▸ **STORED DATA**
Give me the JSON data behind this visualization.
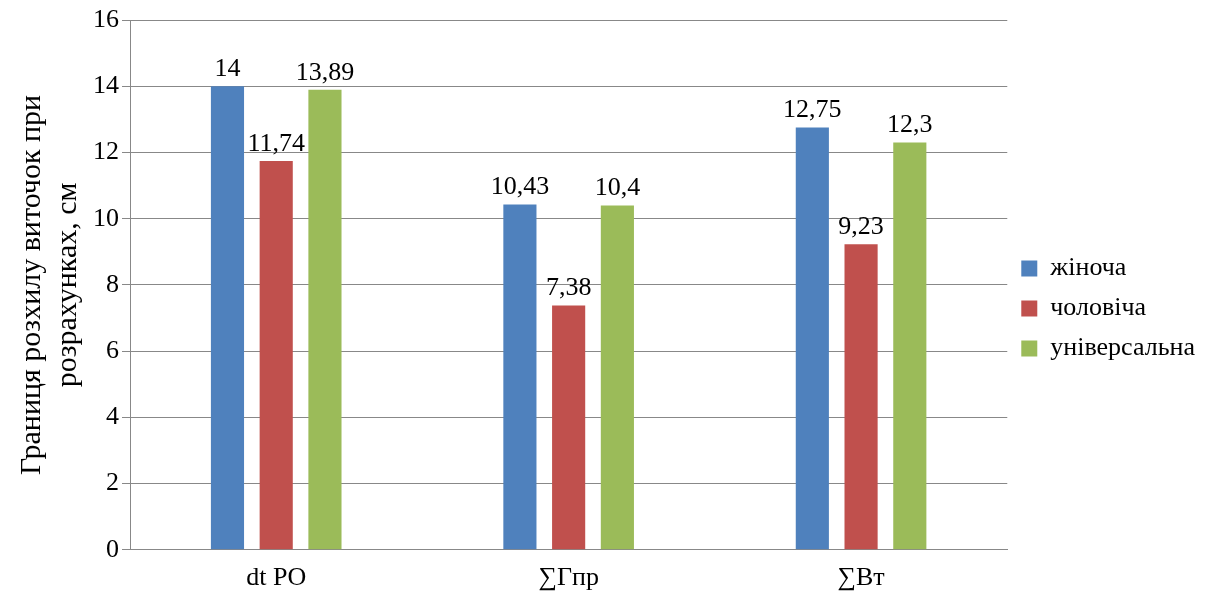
{
  "chart_data": {
    "type": "bar",
    "ylabel": "Границя розхилу виточок при розрахунках, см",
    "categories": [
      "dt PO",
      "∑Гпр",
      "∑Вт"
    ],
    "series": [
      {
        "name": "жіноча",
        "color": "#4f81bd",
        "values": [
          14,
          10.43,
          12.75
        ],
        "value_labels": [
          "14",
          "10,43",
          "12,75"
        ]
      },
      {
        "name": "чоловіча",
        "color": "#c0504d",
        "values": [
          11.74,
          7.38,
          9.23
        ],
        "value_labels": [
          "11,74",
          "7,38",
          "9,23"
        ]
      },
      {
        "name": "універсальна",
        "color": "#9bbb59",
        "values": [
          13.89,
          10.4,
          12.3
        ],
        "value_labels": [
          "13,89",
          "10,4",
          "12,3"
        ]
      }
    ],
    "ylim": [
      0,
      16
    ],
    "yticks": [
      0,
      2,
      4,
      6,
      8,
      10,
      12,
      14,
      16
    ],
    "grid": "y",
    "legend": "right"
  }
}
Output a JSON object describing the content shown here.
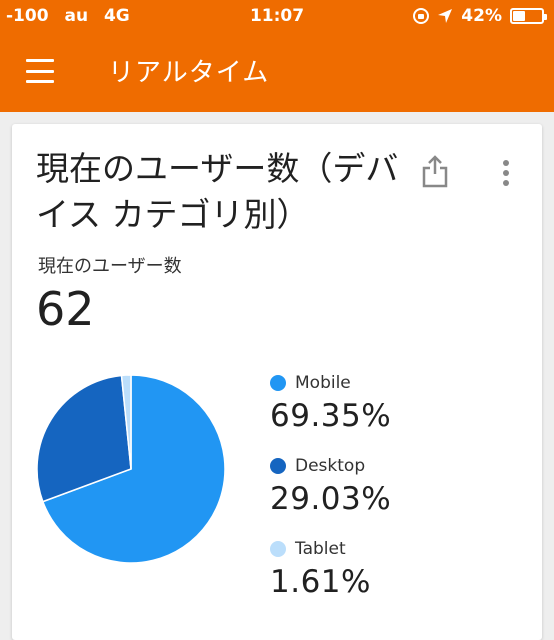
{
  "status_bar": {
    "signal": "-100",
    "carrier": "au",
    "network": "4G",
    "time": "11:07",
    "battery_percent": "42%",
    "battery_level": 0.42
  },
  "app_bar": {
    "title": "リアルタイム",
    "menu_icon": "hamburger-menu-icon",
    "background_color": "#ef6c00"
  },
  "card": {
    "title": "現在のユーザー数（デバイス カテゴリ別）",
    "share_icon": "share-icon",
    "more_icon": "more-vert-icon",
    "metric_label": "現在のユーザー数",
    "metric_value": "62"
  },
  "chart_data": {
    "type": "pie",
    "title": "",
    "categories": [
      "Mobile",
      "Desktop",
      "Tablet"
    ],
    "values": [
      69.35,
      29.03,
      1.61
    ],
    "labels": [
      "69.35%",
      "29.03%",
      "1.61%"
    ],
    "colors": [
      "#2196f3",
      "#1565c0",
      "#bbdefb"
    ],
    "legend_position": "right"
  }
}
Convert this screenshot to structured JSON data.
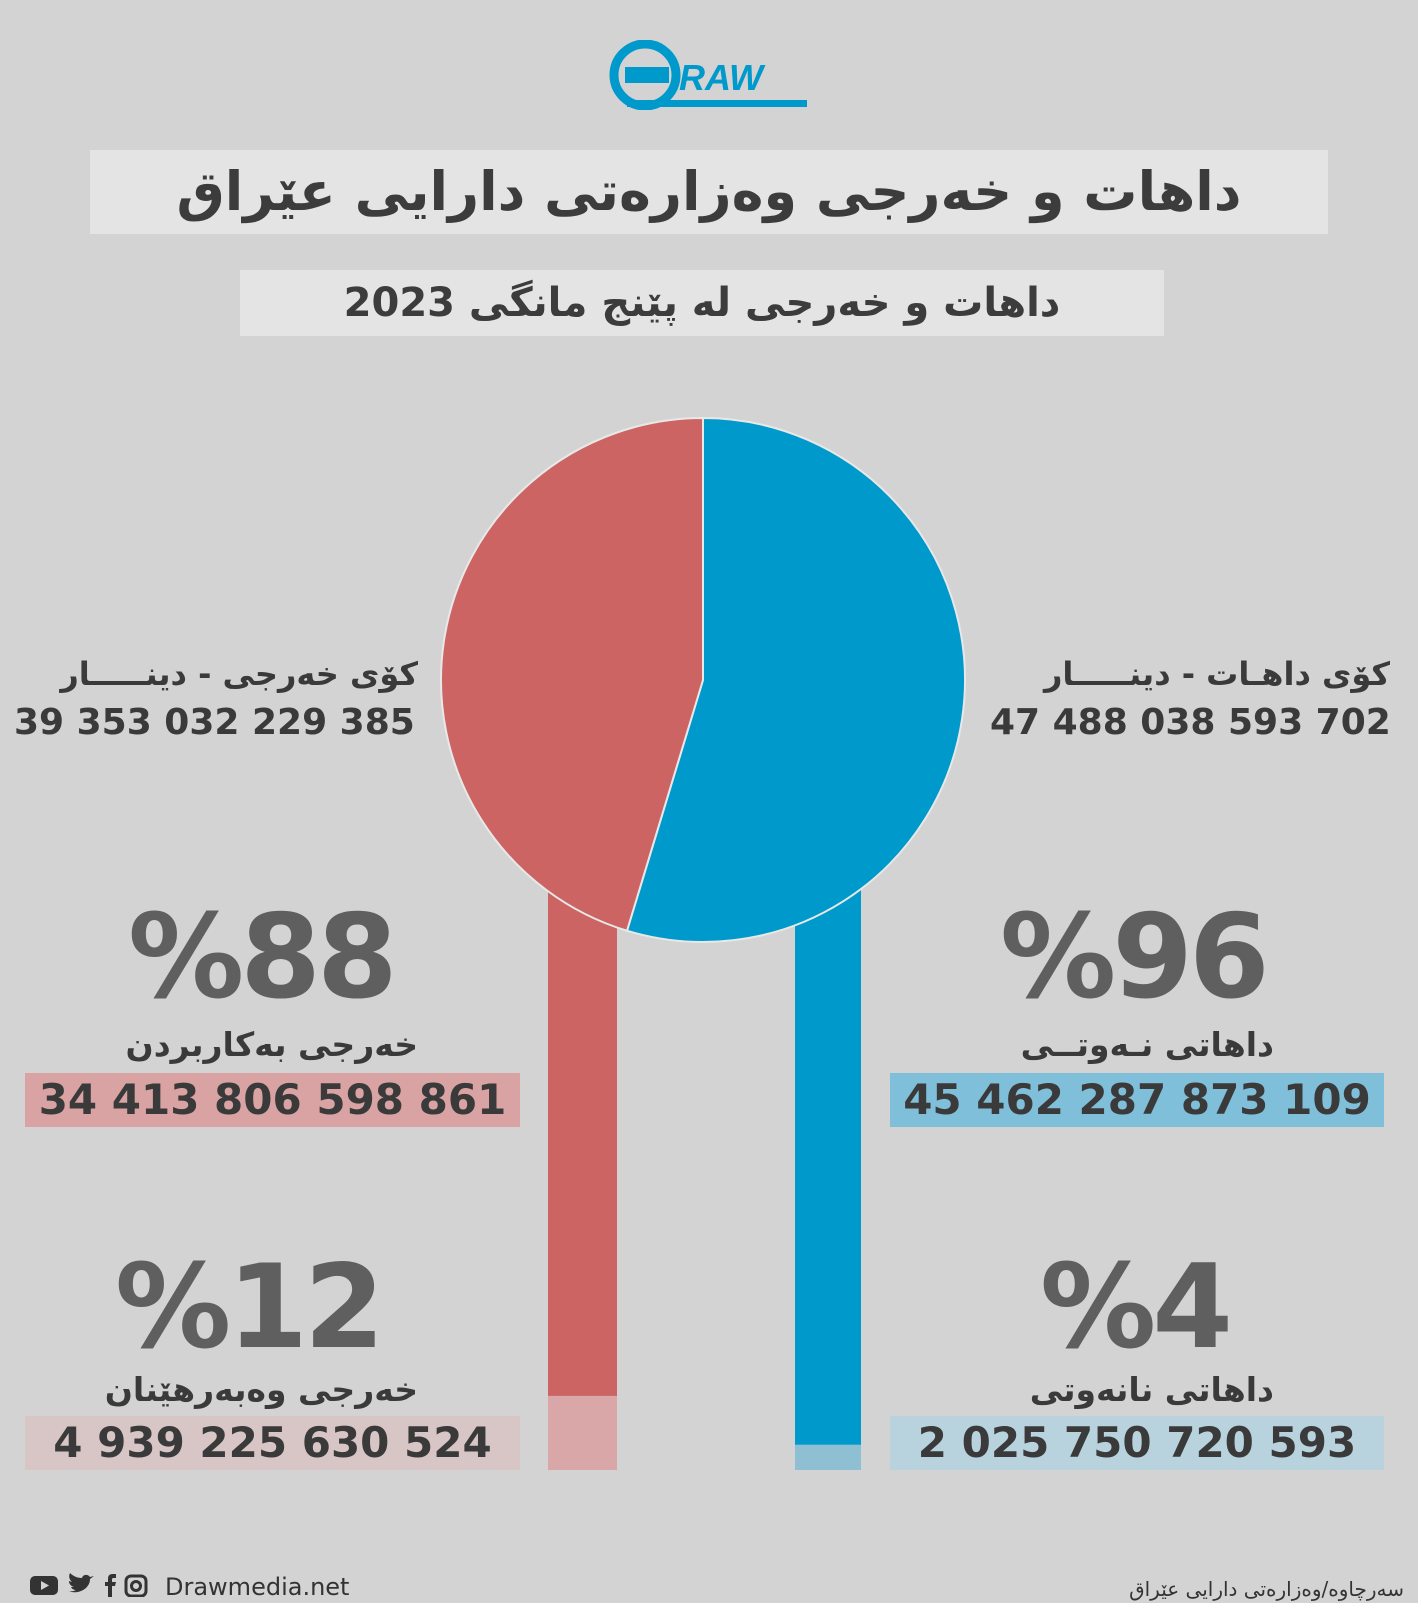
{
  "brand": {
    "logo_text": "RAW",
    "website": "Drawmedia.net"
  },
  "title": "داهات و خەرجی وەزارەتی دارایی عێراق",
  "subtitle": "داهات و خەرجی لە پێنج مانگی 2023",
  "colors": {
    "revenue": "#0099cc",
    "revenue_light": "#8fbfd2",
    "revenue_box": "#7fbfd9",
    "expense": "#cd6464",
    "expense_light": "#d9a7a7",
    "expense_box": "#d9a3a3",
    "expense_box_light": "#d8c5c5",
    "revenue_box_light": "#b8d3de",
    "background": "#d3d3d3"
  },
  "left": {
    "total_label": "کۆی خەرجی - دینـــــار",
    "total_value": "39 353 032 229 385",
    "item1": {
      "pct": "%88",
      "label": "خەرجی بەکاربردن",
      "value": "34 413 806 598 861"
    },
    "item2": {
      "pct": "%12",
      "label": "خەرجی وەبەرهێنان",
      "value": "4 939 225 630 524"
    }
  },
  "right": {
    "total_label": "کۆی داهـات - دینـــــار",
    "total_value": "47 488 038 593 702",
    "item1": {
      "pct": "%96",
      "label": "داهاتی نـەوتــی",
      "value": "45 462 287 873 109"
    },
    "item2": {
      "pct": "%4",
      "label": "داهاتی نانەوتی",
      "value": "2 025 750 720 593"
    }
  },
  "footer": {
    "source": "سەرچاوە/وەزارەتی دارایی عێراق"
  },
  "chart_data": {
    "type": "pie",
    "slices": [
      {
        "label": "کۆی داهـات - دینـــــار",
        "value": 47488038593702,
        "color": "#0099cc"
      },
      {
        "label": "کۆی خەرجی - دینـــــار",
        "value": 39353032229385,
        "color": "#cd6464"
      }
    ],
    "breakdown": [
      {
        "parent": "کۆی داهـات - دینـــــار",
        "items": [
          {
            "label": "داهاتی نـەوتــی",
            "percent": 96,
            "value": 45462287873109
          },
          {
            "label": "داهاتی نانەوتی",
            "percent": 4,
            "value": 2025750720593
          }
        ]
      },
      {
        "parent": "کۆی خەرجی - دینـــــار",
        "items": [
          {
            "label": "خەرجی بەکاربردن",
            "percent": 88,
            "value": 34413806598861
          },
          {
            "label": "خەرجی وەبەرهێنان",
            "percent": 12,
            "value": 4939225630524
          }
        ]
      }
    ]
  }
}
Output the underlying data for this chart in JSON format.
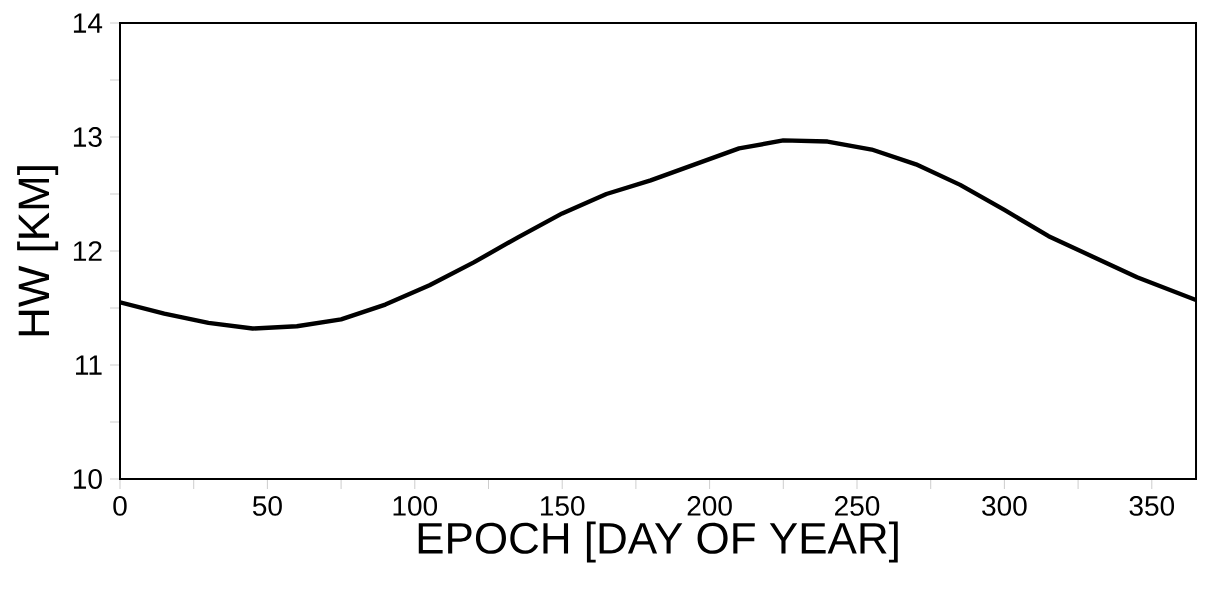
{
  "chart_data": {
    "type": "line",
    "xlabel": "EPOCH [DAY OF YEAR]",
    "ylabel": "HW [KM]",
    "x": [
      0,
      15,
      30,
      45,
      60,
      75,
      90,
      105,
      120,
      135,
      150,
      165,
      180,
      195,
      210,
      225,
      240,
      255,
      270,
      285,
      300,
      315,
      330,
      345,
      365
    ],
    "series": [
      {
        "color": "#000000",
        "values": [
          11.55,
          11.45,
          11.37,
          11.32,
          11.34,
          11.4,
          11.53,
          11.7,
          11.9,
          12.12,
          12.33,
          12.5,
          12.62,
          12.76,
          12.9,
          12.97,
          12.96,
          12.89,
          12.76,
          12.58,
          12.36,
          12.13,
          11.95,
          11.77,
          11.57
        ]
      }
    ],
    "xlim": [
      0,
      365
    ],
    "ylim": [
      10,
      14
    ],
    "xticks": [
      0,
      {
        "value": 25,
        "label": null
      },
      50,
      {
        "value": 75,
        "label": null
      },
      100,
      {
        "value": 125,
        "label": null
      },
      150,
      {
        "value": 175,
        "label": null
      },
      200,
      {
        "value": 225,
        "label": null
      },
      250,
      {
        "value": 275,
        "label": null
      },
      300,
      {
        "value": 325,
        "label": null
      },
      350
    ],
    "yticks": [
      10,
      {
        "value": 10.5,
        "label": null
      },
      11,
      {
        "value": 11.5,
        "label": null
      },
      12,
      {
        "value": 12.5,
        "label": null
      },
      13,
      {
        "value": 13.5,
        "label": null
      },
      14
    ],
    "grid": false,
    "marker": "none",
    "line_style": "solid"
  }
}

▸ **STATED GOAL**
Reproduce the whole listing word for word, setting aside any pictures.

▸ **ANSWER TO THE TASK**
Give me the JSON data behind this visualization.
{
  "chart_data": {
    "type": "bar",
    "ylabel": "Границя розхилу виточок при розрахунках, см",
    "categories": [
      "dt PO",
      "∑Гпр",
      "∑Вт"
    ],
    "series": [
      {
        "name": "жіноча",
        "color": "#4f81bd",
        "values": [
          14,
          10.43,
          12.75
        ],
        "value_labels": [
          "14",
          "10,43",
          "12,75"
        ]
      },
      {
        "name": "чоловіча",
        "color": "#c0504d",
        "values": [
          11.74,
          7.38,
          9.23
        ],
        "value_labels": [
          "11,74",
          "7,38",
          "9,23"
        ]
      },
      {
        "name": "універсальна",
        "color": "#9bbb59",
        "values": [
          13.89,
          10.4,
          12.3
        ],
        "value_labels": [
          "13,89",
          "10,4",
          "12,3"
        ]
      }
    ],
    "ylim": [
      0,
      16
    ],
    "yticks": [
      0,
      2,
      4,
      6,
      8,
      10,
      12,
      14,
      16
    ],
    "grid": "y",
    "legend": "right"
  }
}
Output a JSON object describing the content shown here.
{
  "status_bar": {
    "signal": "-100",
    "carrier": "au",
    "network": "4G",
    "time": "11:07",
    "battery_percent": "42%",
    "battery_level": 0.42
  },
  "app_bar": {
    "title": "リアルタイム",
    "menu_icon": "hamburger-menu-icon",
    "background_color": "#ef6c00"
  },
  "card": {
    "title": "現在のユーザー数（デバイス カテゴリ別）",
    "share_icon": "share-icon",
    "more_icon": "more-vert-icon",
    "metric_label": "現在のユーザー数",
    "metric_value": "62"
  },
  "chart_data": {
    "type": "pie",
    "title": "",
    "categories": [
      "Mobile",
      "Desktop",
      "Tablet"
    ],
    "values": [
      69.35,
      29.03,
      1.61
    ],
    "labels": [
      "69.35%",
      "29.03%",
      "1.61%"
    ],
    "colors": [
      "#2196f3",
      "#1565c0",
      "#bbdefb"
    ],
    "legend_position": "right"
  }
}
Convert this screenshot to structured JSON data.
{
  "brand": {
    "logo_text": "RAW",
    "website": "Drawmedia.net"
  },
  "title": "داهات و خەرجی وەزارەتی دارایی عێراق",
  "subtitle": "داهات و خەرجی لە پێنج مانگی 2023",
  "colors": {
    "revenue": "#0099cc",
    "revenue_light": "#8fbfd2",
    "revenue_box": "#7fbfd9",
    "expense": "#cd6464",
    "expense_light": "#d9a7a7",
    "expense_box": "#d9a3a3",
    "expense_box_light": "#d8c5c5",
    "revenue_box_light": "#b8d3de",
    "background": "#d3d3d3"
  },
  "left": {
    "total_label": "کۆی خەرجی - دینـــــار",
    "total_value": "39 353 032 229 385",
    "item1": {
      "pct": "%88",
      "label": "خەرجی بەکاربردن",
      "value": "34 413 806 598 861"
    },
    "item2": {
      "pct": "%12",
      "label": "خەرجی وەبەرهێنان",
      "value": "4 939 225 630 524"
    }
  },
  "right": {
    "total_label": "کۆی داهـات - دینـــــار",
    "total_value": "47 488 038 593 702",
    "item1": {
      "pct": "%96",
      "label": "داهاتی نـەوتــی",
      "value": "45 462 287 873 109"
    },
    "item2": {
      "pct": "%4",
      "label": "داهاتی نانەوتی",
      "value": "2 025 750 720 593"
    }
  },
  "footer": {
    "source": "سەرچاوە/وەزارەتی دارایی عێراق"
  },
  "chart_data": {
    "type": "pie",
    "slices": [
      {
        "label": "کۆی داهـات - دینـــــار",
        "value": 47488038593702,
        "color": "#0099cc"
      },
      {
        "label": "کۆی خەرجی - دینـــــار",
        "value": 39353032229385,
        "color": "#cd6464"
      }
    ],
    "breakdown": [
      {
        "parent": "کۆی داهـات - دینـــــار",
        "items": [
          {
            "label": "داهاتی نـەوتــی",
            "percent": 96,
            "value": 45462287873109
          },
          {
            "label": "داهاتی نانەوتی",
            "percent": 4,
            "value": 2025750720593
          }
        ]
      },
      {
        "parent": "کۆی خەرجی - دینـــــار",
        "items": [
          {
            "label": "خەرجی بەکاربردن",
            "percent": 88,
            "value": 34413806598861
          },
          {
            "label": "خەرجی وەبەرهێنان",
            "percent": 12,
            "value": 4939225630524
          }
        ]
      }
    ]
  }
}
Output the underlying data for this chart in JSON format.
{
  "chart_data": {
    "type": "line",
    "xlabel": "EPOCH [DAY OF YEAR]",
    "ylabel": "HW [KM]",
    "x": [
      0,
      15,
      30,
      45,
      60,
      75,
      90,
      105,
      120,
      135,
      150,
      165,
      180,
      195,
      210,
      225,
      240,
      255,
      270,
      285,
      300,
      315,
      330,
      345,
      365
    ],
    "series": [
      {
        "color": "#000000",
        "values": [
          11.55,
          11.45,
          11.37,
          11.32,
          11.34,
          11.4,
          11.53,
          11.7,
          11.9,
          12.12,
          12.33,
          12.5,
          12.62,
          12.76,
          12.9,
          12.97,
          12.96,
          12.89,
          12.76,
          12.58,
          12.36,
          12.13,
          11.95,
          11.77,
          11.57
        ]
      }
    ],
    "xlim": [
      0,
      365
    ],
    "ylim": [
      10,
      14
    ],
    "xticks": [
      0,
      {
        "value": 25,
        "label": null
      },
      50,
      {
        "value": 75,
        "label": null
      },
      100,
      {
        "value": 125,
        "label": null
      },
      150,
      {
        "value": 175,
        "label": null
      },
      200,
      {
        "value": 225,
        "label": null
      },
      250,
      {
        "value": 275,
        "label": null
      },
      300,
      {
        "value": 325,
        "label": null
      },
      350
    ],
    "yticks": [
      10,
      {
        "value": 10.5,
        "label": null
      },
      11,
      {
        "value": 11.5,
        "label": null
      },
      12,
      {
        "value": 12.5,
        "label": null
      },
      13,
      {
        "value": 13.5,
        "label": null
      },
      14
    ],
    "grid": false,
    "marker": "none",
    "line_style": "solid"
  }
}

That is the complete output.